◆ **What the task asks**
Which lines below hold the word "xlabel"? Report each one.

-- begin Records shown --

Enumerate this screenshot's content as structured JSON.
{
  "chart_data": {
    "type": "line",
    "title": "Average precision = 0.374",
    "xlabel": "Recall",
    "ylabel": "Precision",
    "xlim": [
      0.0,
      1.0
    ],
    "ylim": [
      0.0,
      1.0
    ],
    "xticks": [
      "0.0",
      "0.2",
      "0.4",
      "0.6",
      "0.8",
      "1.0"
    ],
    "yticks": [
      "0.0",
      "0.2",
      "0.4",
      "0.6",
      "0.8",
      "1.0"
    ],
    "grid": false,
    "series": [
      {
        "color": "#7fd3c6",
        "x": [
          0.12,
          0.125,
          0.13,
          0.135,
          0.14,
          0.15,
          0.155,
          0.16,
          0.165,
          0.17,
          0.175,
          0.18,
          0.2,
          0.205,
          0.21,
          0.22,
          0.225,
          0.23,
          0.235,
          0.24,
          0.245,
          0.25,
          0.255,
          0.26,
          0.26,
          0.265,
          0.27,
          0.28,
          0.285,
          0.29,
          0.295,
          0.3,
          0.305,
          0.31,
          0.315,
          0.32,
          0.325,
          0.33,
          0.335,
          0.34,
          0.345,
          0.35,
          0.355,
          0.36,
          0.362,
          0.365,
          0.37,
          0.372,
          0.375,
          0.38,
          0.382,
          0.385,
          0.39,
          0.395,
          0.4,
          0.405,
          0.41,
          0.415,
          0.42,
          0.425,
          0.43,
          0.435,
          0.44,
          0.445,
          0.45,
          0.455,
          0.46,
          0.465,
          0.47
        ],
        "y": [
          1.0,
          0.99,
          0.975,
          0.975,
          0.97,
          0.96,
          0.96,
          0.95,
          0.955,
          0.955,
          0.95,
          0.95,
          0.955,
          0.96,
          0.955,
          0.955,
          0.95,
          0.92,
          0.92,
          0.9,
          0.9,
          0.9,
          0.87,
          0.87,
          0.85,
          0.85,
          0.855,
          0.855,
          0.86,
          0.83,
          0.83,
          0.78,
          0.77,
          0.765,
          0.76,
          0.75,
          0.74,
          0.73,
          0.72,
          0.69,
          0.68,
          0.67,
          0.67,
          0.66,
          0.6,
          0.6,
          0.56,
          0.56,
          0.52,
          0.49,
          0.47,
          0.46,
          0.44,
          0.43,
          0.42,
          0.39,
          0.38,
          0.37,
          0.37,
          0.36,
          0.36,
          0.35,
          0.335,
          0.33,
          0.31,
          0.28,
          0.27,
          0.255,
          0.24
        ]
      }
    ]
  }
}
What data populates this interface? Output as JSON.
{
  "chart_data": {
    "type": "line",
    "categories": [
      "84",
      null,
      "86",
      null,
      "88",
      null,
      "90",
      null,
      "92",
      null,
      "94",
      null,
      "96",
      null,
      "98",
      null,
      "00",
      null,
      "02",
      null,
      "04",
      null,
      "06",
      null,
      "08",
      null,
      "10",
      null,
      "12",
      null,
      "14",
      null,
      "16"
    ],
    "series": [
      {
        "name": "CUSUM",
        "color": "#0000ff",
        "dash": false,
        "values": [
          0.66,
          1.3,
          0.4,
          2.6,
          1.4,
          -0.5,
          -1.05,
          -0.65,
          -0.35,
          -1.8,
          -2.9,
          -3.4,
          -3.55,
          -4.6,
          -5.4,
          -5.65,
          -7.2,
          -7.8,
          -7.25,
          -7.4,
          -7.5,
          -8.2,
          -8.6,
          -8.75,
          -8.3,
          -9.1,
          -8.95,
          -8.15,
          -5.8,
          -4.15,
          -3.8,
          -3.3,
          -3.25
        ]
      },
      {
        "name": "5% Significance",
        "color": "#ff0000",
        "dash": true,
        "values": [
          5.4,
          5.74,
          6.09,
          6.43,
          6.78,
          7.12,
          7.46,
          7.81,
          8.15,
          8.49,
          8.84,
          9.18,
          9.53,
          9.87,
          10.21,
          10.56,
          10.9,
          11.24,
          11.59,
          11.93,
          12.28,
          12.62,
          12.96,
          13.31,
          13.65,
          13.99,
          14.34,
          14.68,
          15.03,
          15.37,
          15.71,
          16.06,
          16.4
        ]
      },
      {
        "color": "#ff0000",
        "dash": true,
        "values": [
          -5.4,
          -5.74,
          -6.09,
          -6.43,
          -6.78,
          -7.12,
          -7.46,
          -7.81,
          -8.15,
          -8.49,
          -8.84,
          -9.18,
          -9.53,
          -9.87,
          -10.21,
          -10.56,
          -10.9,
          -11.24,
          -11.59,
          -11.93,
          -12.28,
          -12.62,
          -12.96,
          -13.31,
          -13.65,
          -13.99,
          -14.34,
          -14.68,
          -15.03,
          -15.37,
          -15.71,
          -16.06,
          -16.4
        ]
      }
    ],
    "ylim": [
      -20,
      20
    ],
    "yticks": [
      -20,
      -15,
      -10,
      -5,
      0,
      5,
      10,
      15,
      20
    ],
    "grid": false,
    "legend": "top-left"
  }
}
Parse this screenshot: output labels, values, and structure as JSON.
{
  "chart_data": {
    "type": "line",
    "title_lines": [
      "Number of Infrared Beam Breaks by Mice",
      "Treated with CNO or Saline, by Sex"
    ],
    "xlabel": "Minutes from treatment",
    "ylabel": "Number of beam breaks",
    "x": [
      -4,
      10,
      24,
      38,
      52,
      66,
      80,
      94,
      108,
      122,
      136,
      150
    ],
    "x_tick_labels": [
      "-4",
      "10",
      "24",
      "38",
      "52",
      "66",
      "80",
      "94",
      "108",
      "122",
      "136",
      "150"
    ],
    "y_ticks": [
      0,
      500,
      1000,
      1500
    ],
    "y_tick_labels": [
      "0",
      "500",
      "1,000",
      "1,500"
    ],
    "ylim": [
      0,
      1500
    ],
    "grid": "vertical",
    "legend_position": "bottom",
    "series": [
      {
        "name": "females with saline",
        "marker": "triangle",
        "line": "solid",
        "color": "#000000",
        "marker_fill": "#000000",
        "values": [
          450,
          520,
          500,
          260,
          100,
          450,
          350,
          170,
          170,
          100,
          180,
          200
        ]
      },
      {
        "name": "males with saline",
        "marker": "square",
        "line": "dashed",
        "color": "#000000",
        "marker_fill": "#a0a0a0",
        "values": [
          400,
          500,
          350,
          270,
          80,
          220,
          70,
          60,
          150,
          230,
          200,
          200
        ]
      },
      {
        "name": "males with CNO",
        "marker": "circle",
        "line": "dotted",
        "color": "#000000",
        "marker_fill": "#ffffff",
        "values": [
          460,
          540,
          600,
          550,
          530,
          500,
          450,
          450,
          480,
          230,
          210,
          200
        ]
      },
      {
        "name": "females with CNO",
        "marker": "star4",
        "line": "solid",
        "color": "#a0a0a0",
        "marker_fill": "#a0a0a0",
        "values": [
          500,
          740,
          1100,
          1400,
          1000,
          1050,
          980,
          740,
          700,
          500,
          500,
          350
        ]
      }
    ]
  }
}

-- end Records shown --

◆ **Solution for this task**
    "xlabel": "Recall",
    "xlabel": "Minutes from treatment",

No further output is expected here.